To be done: Count every line of these entries that holds the word "type", and reply with the number only.

Data records:
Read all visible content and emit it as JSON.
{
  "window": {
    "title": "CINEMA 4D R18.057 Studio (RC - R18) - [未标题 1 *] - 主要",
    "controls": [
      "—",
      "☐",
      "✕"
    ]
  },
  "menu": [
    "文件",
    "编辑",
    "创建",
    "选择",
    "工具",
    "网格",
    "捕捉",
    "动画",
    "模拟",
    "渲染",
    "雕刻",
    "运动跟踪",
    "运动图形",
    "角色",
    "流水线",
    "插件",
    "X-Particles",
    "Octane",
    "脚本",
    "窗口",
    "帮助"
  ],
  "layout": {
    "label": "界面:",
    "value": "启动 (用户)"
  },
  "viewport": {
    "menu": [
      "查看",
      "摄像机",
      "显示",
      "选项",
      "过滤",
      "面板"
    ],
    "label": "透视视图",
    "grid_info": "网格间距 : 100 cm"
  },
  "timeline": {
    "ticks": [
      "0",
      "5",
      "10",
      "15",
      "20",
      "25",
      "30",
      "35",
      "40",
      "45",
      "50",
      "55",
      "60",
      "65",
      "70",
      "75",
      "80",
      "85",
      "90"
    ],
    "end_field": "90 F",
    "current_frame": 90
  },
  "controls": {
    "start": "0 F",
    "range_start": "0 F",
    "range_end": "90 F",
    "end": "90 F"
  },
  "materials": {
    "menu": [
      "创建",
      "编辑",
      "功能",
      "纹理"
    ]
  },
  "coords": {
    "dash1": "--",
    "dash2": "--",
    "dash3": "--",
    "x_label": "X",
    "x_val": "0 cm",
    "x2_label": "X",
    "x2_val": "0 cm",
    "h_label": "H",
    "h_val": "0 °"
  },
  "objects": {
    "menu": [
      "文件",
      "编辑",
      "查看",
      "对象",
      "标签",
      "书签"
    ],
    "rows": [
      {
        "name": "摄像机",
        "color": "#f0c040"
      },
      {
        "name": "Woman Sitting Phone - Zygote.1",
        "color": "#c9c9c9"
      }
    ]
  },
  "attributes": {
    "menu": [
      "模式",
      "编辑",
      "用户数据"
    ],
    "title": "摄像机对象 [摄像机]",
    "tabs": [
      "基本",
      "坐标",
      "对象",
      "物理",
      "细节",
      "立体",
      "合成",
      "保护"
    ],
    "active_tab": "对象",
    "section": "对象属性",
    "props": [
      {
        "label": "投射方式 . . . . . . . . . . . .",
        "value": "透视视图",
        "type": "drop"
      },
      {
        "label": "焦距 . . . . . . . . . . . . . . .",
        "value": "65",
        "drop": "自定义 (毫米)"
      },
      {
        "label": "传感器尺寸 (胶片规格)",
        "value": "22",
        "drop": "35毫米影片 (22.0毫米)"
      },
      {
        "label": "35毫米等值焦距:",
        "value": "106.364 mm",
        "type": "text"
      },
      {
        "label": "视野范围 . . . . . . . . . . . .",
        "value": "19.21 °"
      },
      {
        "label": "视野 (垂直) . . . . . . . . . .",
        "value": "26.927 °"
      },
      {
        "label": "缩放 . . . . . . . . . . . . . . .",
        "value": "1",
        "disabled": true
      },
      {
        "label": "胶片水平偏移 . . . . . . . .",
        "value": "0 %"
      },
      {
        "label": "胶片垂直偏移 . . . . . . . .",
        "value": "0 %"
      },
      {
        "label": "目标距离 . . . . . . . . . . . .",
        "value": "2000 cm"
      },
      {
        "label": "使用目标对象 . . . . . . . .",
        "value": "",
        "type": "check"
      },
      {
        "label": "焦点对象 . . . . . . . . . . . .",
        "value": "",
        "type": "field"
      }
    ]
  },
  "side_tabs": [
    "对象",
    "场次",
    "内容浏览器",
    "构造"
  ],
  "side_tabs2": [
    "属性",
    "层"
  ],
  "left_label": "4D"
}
...
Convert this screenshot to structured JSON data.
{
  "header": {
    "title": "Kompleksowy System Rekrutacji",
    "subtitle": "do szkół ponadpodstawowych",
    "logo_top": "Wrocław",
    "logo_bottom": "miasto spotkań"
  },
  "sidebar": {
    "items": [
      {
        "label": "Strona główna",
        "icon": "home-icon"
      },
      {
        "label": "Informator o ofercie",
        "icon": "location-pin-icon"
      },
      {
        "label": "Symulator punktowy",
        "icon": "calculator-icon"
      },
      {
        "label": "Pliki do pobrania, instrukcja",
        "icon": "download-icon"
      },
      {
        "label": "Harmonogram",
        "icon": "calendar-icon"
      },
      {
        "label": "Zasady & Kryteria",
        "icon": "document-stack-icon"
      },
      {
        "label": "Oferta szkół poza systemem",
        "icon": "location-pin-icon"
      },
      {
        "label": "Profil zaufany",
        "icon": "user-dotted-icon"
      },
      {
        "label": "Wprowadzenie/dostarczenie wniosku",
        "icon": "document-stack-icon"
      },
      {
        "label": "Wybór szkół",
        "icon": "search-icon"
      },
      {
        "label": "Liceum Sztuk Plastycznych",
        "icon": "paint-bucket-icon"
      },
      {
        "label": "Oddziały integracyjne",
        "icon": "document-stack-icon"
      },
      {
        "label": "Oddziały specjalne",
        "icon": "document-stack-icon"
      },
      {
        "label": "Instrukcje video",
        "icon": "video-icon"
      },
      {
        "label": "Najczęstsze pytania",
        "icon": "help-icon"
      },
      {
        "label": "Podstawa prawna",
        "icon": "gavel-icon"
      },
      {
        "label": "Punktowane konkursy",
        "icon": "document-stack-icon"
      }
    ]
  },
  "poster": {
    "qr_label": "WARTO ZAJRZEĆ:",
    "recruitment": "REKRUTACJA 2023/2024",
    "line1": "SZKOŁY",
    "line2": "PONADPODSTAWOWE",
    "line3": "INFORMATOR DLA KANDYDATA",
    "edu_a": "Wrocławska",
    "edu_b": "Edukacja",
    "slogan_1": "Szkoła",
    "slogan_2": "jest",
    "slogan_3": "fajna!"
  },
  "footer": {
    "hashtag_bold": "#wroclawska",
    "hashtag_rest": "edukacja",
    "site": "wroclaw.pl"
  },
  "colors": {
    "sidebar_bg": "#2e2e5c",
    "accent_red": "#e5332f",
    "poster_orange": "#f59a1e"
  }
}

Response to the exercise: 4